Records from a dataset:
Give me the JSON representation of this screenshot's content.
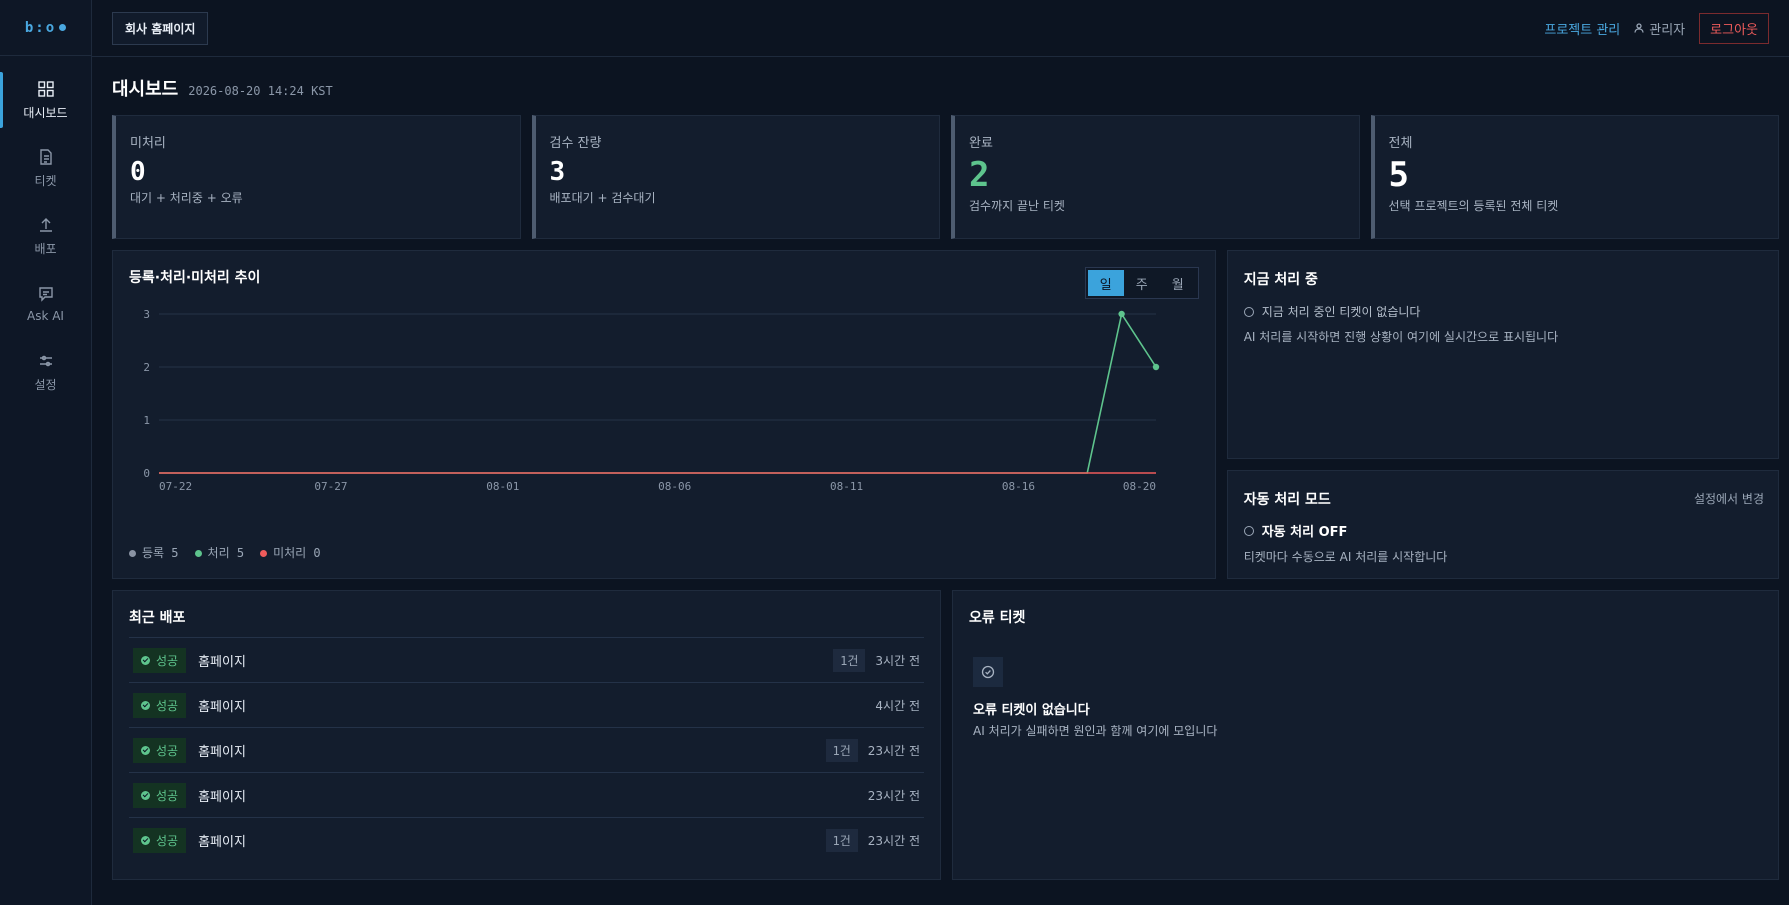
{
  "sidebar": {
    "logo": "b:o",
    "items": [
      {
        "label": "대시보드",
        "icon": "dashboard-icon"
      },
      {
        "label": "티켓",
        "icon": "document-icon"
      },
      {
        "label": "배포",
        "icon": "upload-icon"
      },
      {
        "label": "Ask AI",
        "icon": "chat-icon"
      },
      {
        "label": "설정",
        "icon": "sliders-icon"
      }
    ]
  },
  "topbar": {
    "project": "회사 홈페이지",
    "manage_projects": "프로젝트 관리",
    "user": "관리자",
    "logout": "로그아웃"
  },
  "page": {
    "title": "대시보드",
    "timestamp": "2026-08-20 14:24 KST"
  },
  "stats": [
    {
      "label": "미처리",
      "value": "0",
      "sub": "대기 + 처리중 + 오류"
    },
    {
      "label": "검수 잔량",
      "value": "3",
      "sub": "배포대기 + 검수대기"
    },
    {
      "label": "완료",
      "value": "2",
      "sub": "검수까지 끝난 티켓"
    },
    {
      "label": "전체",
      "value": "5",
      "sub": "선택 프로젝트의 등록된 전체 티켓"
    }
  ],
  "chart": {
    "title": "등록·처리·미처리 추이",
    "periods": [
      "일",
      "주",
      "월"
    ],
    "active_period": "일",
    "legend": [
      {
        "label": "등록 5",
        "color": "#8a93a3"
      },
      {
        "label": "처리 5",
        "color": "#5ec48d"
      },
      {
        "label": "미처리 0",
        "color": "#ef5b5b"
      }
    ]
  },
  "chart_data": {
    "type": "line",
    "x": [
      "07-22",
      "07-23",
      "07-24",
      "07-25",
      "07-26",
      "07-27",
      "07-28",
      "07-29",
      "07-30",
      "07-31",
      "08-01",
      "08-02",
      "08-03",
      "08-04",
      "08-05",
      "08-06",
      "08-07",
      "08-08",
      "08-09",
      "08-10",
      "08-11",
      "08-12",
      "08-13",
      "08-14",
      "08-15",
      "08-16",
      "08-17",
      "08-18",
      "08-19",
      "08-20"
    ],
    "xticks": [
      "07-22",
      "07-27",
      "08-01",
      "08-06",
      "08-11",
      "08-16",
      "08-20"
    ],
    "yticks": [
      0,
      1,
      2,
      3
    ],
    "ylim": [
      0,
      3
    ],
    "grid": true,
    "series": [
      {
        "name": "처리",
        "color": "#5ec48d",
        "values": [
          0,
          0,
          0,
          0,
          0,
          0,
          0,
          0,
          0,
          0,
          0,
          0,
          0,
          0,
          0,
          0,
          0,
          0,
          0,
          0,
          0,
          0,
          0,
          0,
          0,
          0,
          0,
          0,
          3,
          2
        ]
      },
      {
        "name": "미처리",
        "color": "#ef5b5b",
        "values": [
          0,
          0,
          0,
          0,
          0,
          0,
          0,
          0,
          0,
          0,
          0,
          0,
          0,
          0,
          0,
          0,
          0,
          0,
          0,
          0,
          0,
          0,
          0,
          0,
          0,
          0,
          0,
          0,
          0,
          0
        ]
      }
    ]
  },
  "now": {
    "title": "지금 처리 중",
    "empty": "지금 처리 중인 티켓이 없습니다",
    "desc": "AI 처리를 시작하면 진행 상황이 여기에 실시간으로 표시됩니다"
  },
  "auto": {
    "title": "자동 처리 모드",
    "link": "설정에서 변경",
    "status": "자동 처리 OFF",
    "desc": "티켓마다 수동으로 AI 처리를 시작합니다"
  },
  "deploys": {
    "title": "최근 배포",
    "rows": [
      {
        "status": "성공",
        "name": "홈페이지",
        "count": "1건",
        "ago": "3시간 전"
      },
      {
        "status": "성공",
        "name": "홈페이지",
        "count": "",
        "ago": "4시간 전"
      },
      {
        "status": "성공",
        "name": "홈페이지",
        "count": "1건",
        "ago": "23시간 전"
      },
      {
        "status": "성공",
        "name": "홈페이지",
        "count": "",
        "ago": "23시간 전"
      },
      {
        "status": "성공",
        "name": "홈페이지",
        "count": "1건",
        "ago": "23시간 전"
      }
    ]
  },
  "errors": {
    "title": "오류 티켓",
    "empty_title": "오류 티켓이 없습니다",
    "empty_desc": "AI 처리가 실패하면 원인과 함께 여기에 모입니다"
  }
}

...

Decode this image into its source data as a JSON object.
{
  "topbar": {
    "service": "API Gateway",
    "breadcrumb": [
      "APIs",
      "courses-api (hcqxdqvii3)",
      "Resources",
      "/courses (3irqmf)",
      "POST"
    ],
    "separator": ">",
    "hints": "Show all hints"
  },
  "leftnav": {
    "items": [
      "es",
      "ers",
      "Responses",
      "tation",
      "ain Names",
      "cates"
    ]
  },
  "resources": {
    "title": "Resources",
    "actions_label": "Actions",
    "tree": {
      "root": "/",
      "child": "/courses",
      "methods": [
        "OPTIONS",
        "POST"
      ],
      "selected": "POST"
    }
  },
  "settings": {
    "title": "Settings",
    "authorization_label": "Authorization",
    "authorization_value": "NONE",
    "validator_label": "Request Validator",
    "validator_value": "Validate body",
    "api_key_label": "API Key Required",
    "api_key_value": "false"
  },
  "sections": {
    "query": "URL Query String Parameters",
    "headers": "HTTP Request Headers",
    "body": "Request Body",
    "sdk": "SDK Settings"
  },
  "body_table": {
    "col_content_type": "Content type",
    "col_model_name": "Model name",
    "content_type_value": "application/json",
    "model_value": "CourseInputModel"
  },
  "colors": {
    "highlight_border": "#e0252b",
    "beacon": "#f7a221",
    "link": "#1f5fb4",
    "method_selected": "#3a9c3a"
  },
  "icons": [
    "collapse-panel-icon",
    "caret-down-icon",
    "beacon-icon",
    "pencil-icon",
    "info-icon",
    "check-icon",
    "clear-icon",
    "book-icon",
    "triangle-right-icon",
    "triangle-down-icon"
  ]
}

---

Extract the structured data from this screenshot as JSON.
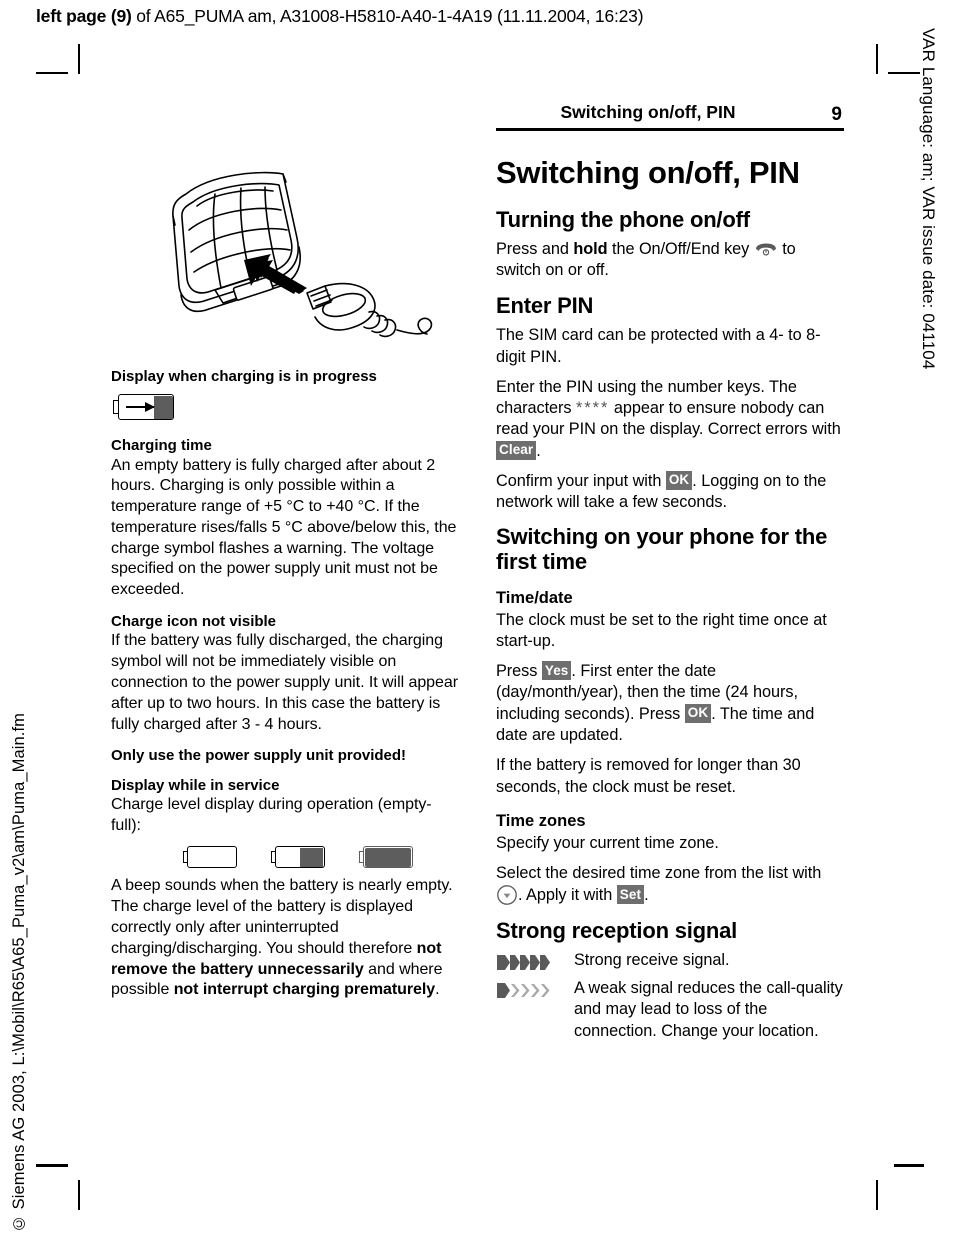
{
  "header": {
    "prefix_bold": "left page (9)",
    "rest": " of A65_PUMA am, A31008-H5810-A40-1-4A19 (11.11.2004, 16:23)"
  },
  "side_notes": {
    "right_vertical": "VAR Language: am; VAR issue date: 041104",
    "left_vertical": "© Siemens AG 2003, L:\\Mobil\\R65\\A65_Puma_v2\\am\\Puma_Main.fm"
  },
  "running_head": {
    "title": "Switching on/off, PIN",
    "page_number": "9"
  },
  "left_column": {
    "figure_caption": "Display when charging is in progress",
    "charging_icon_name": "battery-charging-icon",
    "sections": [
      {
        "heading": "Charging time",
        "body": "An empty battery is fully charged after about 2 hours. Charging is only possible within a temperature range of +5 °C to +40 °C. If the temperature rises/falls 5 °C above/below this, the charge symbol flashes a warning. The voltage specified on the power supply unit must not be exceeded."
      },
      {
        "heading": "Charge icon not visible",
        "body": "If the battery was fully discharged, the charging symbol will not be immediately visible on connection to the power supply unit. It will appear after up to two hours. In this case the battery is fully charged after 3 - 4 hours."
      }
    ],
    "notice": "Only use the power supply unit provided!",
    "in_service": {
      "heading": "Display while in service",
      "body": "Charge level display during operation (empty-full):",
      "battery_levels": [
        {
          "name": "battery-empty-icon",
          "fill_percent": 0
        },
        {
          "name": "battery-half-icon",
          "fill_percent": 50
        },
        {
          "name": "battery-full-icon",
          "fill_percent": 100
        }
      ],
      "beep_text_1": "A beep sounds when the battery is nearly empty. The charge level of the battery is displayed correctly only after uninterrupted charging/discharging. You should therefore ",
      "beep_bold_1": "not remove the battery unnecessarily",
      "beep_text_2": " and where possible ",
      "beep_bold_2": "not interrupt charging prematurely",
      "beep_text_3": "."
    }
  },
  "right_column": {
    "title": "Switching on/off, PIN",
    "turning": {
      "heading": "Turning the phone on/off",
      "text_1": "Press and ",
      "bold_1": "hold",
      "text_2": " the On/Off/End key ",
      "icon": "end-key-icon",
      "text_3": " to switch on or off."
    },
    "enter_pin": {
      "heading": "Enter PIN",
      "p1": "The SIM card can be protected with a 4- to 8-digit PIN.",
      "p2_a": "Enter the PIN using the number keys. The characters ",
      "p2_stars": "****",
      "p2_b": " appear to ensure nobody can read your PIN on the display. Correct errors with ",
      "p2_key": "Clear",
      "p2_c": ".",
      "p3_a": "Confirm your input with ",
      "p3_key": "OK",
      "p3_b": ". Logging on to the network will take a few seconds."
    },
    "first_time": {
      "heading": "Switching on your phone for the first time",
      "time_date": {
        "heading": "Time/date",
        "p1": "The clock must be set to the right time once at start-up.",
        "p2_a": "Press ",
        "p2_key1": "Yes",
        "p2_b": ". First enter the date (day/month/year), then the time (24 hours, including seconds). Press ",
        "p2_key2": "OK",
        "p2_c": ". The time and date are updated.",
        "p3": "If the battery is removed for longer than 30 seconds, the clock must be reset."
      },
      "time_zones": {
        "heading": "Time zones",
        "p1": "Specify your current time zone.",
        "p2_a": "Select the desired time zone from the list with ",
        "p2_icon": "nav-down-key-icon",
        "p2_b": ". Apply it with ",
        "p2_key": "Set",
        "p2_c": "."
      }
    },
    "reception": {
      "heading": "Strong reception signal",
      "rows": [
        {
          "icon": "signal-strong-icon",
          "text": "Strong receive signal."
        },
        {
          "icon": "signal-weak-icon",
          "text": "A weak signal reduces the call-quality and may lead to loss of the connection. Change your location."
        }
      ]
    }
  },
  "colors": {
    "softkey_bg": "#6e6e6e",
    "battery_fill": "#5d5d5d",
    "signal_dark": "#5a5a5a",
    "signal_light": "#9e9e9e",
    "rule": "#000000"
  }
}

Problem to work on:
Go through the records and show every line with the string "visible" in it.

Problem solution:
        "heading": "Charge icon not visible",
        "body": "If the battery was fully discharged, the charging symbol will not be immediately visible on connection to the power supply unit. It will appear after up to two hours. In this case the battery is fully charged after 3 - 4 hours."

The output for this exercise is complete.